EXERCISE
For the data below, work out how many lines contain the word "Heliocentric" and supply only that number.

DATA SUPPLIED

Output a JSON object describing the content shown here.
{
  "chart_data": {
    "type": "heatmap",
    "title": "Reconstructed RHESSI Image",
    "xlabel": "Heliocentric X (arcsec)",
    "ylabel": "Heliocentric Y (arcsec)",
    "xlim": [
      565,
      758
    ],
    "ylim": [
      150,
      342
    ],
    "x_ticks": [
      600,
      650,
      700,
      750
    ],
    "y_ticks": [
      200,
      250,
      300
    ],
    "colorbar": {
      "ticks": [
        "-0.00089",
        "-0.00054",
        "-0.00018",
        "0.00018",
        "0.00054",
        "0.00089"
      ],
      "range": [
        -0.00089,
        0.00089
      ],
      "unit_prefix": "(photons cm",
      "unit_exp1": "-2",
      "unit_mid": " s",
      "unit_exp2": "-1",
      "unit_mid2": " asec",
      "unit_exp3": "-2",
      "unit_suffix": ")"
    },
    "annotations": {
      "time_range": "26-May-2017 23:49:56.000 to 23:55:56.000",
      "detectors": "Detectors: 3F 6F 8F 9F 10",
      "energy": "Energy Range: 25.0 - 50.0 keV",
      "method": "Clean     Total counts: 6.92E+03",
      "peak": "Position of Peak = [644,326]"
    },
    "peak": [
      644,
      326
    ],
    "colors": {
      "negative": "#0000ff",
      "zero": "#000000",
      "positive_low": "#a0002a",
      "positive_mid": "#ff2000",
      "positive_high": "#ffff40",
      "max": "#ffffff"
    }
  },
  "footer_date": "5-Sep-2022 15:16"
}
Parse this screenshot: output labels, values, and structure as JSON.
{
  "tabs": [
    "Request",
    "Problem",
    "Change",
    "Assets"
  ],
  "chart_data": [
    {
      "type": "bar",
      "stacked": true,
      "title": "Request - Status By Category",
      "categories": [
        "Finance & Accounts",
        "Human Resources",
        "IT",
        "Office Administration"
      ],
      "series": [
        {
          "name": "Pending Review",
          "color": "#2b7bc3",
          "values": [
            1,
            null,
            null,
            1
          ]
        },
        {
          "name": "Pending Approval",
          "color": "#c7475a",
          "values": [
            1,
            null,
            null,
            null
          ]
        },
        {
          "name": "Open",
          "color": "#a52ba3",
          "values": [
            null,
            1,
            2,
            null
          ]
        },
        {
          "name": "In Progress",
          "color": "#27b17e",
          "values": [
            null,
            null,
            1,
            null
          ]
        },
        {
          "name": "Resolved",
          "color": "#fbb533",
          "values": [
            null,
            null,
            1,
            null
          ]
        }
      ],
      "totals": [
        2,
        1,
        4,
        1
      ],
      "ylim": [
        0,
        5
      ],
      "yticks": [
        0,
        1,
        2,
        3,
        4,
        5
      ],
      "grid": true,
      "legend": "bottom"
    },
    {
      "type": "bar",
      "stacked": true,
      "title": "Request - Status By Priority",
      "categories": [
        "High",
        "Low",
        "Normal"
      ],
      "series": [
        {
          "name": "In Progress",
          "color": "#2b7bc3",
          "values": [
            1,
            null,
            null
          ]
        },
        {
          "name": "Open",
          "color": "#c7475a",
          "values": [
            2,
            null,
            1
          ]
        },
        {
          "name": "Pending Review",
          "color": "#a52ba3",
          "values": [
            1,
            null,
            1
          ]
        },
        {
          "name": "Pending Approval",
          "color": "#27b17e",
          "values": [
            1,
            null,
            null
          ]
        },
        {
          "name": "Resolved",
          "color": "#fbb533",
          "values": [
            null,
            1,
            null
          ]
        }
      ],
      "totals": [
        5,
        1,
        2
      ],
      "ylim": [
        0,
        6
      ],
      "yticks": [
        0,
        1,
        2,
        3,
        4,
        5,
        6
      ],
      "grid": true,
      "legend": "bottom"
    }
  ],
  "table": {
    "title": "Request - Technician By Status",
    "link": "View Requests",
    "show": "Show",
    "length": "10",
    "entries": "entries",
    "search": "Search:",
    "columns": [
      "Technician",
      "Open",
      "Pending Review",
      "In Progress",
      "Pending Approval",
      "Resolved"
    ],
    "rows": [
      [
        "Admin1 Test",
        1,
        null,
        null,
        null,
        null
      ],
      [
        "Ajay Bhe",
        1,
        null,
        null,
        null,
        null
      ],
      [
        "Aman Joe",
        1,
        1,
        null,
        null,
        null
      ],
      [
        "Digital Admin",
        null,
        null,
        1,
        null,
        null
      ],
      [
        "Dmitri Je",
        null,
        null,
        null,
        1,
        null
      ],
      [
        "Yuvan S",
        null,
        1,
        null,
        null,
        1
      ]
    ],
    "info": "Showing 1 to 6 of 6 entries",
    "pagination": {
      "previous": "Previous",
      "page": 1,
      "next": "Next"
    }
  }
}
...
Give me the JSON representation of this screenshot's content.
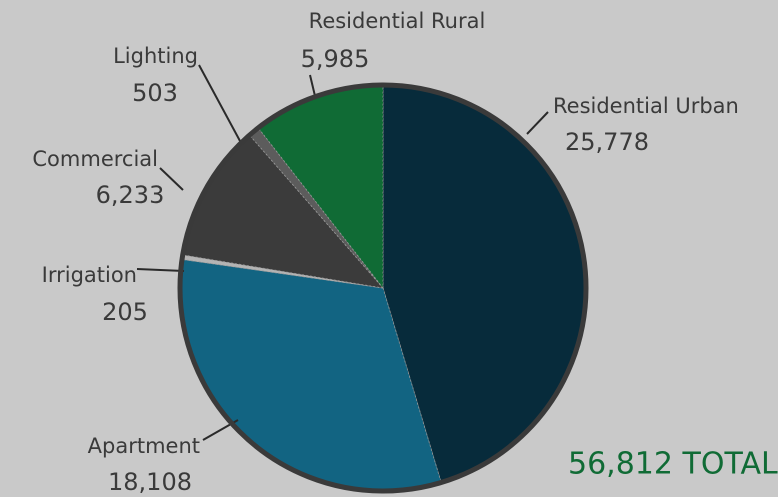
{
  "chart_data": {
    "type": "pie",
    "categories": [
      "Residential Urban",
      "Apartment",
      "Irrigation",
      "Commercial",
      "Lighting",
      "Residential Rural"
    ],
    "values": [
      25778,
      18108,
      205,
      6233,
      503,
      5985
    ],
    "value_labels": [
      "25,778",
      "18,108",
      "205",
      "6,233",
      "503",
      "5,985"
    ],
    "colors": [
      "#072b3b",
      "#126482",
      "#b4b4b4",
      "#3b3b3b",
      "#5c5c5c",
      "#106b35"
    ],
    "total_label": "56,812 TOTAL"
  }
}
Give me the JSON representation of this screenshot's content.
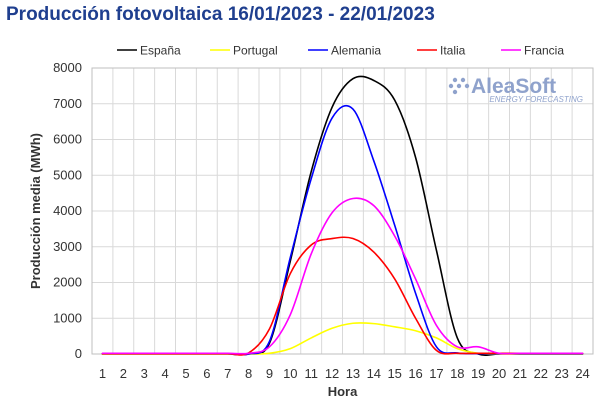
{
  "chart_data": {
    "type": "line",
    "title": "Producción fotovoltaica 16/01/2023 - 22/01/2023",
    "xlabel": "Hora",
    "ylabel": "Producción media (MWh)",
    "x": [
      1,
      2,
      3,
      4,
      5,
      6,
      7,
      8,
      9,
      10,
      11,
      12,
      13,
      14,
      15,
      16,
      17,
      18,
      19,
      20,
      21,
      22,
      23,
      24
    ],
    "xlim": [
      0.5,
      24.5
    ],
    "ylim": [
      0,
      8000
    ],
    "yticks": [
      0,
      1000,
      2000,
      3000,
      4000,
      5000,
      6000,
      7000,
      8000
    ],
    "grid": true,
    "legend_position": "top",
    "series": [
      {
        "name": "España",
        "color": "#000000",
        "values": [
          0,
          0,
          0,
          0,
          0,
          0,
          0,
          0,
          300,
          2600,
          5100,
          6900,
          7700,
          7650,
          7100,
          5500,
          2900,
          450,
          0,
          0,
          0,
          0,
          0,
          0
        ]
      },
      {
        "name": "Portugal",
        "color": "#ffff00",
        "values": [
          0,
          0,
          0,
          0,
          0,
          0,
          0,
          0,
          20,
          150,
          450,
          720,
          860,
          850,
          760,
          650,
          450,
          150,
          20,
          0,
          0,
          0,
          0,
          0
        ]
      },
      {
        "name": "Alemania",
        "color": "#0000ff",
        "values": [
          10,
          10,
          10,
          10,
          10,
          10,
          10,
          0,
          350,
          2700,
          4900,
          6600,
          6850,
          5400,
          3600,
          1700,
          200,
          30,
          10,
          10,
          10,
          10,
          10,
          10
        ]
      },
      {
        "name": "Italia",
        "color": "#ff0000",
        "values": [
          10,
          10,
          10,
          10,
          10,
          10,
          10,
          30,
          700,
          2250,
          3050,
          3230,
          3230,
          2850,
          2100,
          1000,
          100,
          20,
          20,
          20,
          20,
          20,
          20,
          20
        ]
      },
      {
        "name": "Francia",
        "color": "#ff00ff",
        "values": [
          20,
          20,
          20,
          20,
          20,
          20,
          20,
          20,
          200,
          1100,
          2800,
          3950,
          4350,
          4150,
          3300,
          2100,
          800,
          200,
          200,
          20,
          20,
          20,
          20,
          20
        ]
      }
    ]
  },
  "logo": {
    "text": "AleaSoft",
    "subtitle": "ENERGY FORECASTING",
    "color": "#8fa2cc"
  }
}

CORRECT RESULT
2